▸ **Goal**
Write out the records word for word, with no pictures.

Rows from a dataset

Start

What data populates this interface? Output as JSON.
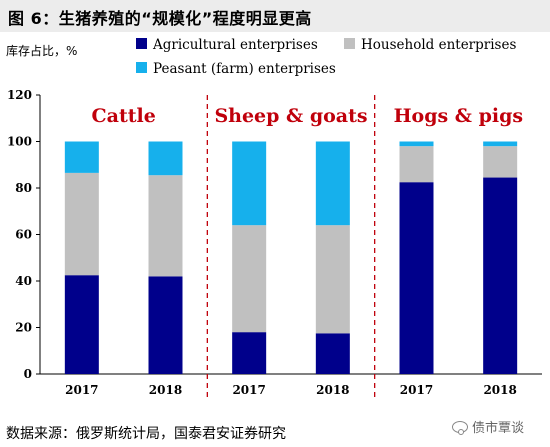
{
  "title": "图 6：生猪养殖的“规模化”程度明显更高",
  "source": "数据来源：俄罗斯统计局，国泰君安证券研究",
  "watermark": "债市覃谈",
  "chart_data": {
    "type": "bar",
    "stacked": true,
    "ylabel": "库存占比，%",
    "ylim": [
      0,
      120
    ],
    "yticks": [
      0,
      20,
      40,
      60,
      80,
      100,
      120
    ],
    "groups": [
      {
        "name": "Cattle",
        "categories": [
          "2017",
          "2018"
        ]
      },
      {
        "name": "Sheep & goats",
        "categories": [
          "2017",
          "2018"
        ]
      },
      {
        "name": "Hogs & pigs",
        "categories": [
          "2017",
          "2018"
        ]
      }
    ],
    "series": [
      {
        "name": "Agricultural enterprises",
        "color": "#00008b",
        "values": [
          42.5,
          42,
          18,
          17.5,
          82.5,
          84.5
        ]
      },
      {
        "name": "Household enterprises",
        "color": "#c0c0c0",
        "values": [
          44,
          43.5,
          46,
          46.5,
          15.5,
          13.5
        ]
      },
      {
        "name": "Peasant (farm) enterprises",
        "color": "#16b0ec",
        "values": [
          13.5,
          14.5,
          36,
          36,
          2,
          2
        ]
      }
    ],
    "legend": "top",
    "group_label_color": "#c0000b",
    "separator_color": "#c0000b",
    "grid": false
  }
}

End

▸ **Answer to the exercise**
What data populates this interface? Output as JSON.
{
  "title": "图 6：生猪养殖的“规模化”程度明显更高",
  "source": "数据来源：俄罗斯统计局，国泰君安证券研究",
  "watermark": "债市覃谈",
  "chart_data": {
    "type": "bar",
    "stacked": true,
    "ylabel": "库存占比，%",
    "ylim": [
      0,
      120
    ],
    "yticks": [
      0,
      20,
      40,
      60,
      80,
      100,
      120
    ],
    "groups": [
      {
        "name": "Cattle",
        "categories": [
          "2017",
          "2018"
        ]
      },
      {
        "name": "Sheep & goats",
        "categories": [
          "2017",
          "2018"
        ]
      },
      {
        "name": "Hogs & pigs",
        "categories": [
          "2017",
          "2018"
        ]
      }
    ],
    "series": [
      {
        "name": "Agricultural enterprises",
        "color": "#00008b",
        "values": [
          42.5,
          42,
          18,
          17.5,
          82.5,
          84.5
        ]
      },
      {
        "name": "Household enterprises",
        "color": "#c0c0c0",
        "values": [
          44,
          43.5,
          46,
          46.5,
          15.5,
          13.5
        ]
      },
      {
        "name": "Peasant (farm) enterprises",
        "color": "#16b0ec",
        "values": [
          13.5,
          14.5,
          36,
          36,
          2,
          2
        ]
      }
    ],
    "legend": "top",
    "group_label_color": "#c0000b",
    "separator_color": "#c0000b",
    "grid": false
  }
}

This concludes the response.